* TEXTO FORNECIDO:
◇ ◇ ◇ ◇ ◇ ◇ ◇

Riscos do Preenchimento Labial entre Adolescentes
A busca por preenchimentos labiais entre adolescentes vem crescendo, e, com isso, profissionais de dermatologia estão soando o alarme sobre os riscos envolvidos. Antigamente, o desejo de muitas garotas ao completarem 15 anos era ter uma festa memorável; hoje, o foco parece estar em conseguir um ‘bocão’. Apesar de alguns pais considerarem essa tendência inofensiva, as consequências podem ser graves, incluindo infecções e necrose.
A dermatologista Thais Barcellos, professora em um curso de pós-graduação em Dermatologia, ressalta que a popularidade desses procedimentos entre as jovens não se limita a questões estéticas, mas envolve problemas de saúde sérios. Muitos profissionais estão realizando intervenções desnecessárias e, em alguns casos, utilizando produtos sem a devida licença da Anvisa. “Infelizmente, muitos desses itens podem ser falsificados ou ainda entrar no país de forma irregular”, alerta a especialista.

◇ ◇ ◇ ◇ ◇ ◇ ◇

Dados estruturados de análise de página
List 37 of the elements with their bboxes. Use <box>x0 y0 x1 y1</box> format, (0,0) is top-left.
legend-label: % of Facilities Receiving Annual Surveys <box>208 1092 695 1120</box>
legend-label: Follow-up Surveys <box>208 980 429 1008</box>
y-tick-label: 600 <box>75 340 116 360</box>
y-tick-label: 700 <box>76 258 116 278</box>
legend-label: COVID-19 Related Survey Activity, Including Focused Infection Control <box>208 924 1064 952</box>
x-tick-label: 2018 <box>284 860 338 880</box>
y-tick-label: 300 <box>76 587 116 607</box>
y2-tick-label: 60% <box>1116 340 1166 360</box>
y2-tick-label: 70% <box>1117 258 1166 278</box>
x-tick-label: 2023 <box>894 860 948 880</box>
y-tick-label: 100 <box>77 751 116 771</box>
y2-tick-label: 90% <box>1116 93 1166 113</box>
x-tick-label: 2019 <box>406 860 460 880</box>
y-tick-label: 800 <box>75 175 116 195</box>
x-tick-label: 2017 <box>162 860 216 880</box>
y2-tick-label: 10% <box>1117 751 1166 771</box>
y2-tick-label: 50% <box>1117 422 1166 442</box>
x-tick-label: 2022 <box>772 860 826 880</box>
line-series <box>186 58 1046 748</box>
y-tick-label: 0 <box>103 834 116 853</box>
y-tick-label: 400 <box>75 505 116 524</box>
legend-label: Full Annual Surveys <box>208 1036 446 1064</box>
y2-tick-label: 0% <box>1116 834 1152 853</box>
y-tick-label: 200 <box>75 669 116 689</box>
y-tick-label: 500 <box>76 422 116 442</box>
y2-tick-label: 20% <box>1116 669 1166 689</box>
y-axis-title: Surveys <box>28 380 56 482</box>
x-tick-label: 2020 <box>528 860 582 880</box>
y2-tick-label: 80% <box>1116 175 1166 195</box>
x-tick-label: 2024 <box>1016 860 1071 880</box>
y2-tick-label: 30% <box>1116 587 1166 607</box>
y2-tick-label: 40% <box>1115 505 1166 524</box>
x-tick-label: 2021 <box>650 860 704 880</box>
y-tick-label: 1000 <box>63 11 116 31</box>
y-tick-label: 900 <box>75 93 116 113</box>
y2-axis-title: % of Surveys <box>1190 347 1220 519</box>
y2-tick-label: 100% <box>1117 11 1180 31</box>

◇ ◇ ◇ ◇ ◇ ◇ ◇

* TAREFAS PROPOSTAS:
• A. Responda com base no texto sobre preenchimento labial:
(i) O que muitas garotas desejavam antigamente ao completar 15 anos?
(ii) Quais consequências graves o texto cita?
(iii) Em que tipo de curso a dermatologista Thais Barcellos é professora?
• B. Que riscos e irregularidades ligados aos preenchimentos labiais em adolescentes o texto sobre preenchimento labial aponta? Liste todos.

* LISTA DE RESPOSTAS:
• A.
(i) Ter uma festa memorável.
(ii) Infecções e necrose.
(iii) Em um curso de pós-graduação em Dermatologia.

• B.
- Infecções
- Necrose
- Intervenções desnecessárias feitas por profissionais
- Uso de produtos sem a devida licença da Anvisa
- Produtos falsificados
- Produtos que entram no país de forma irregular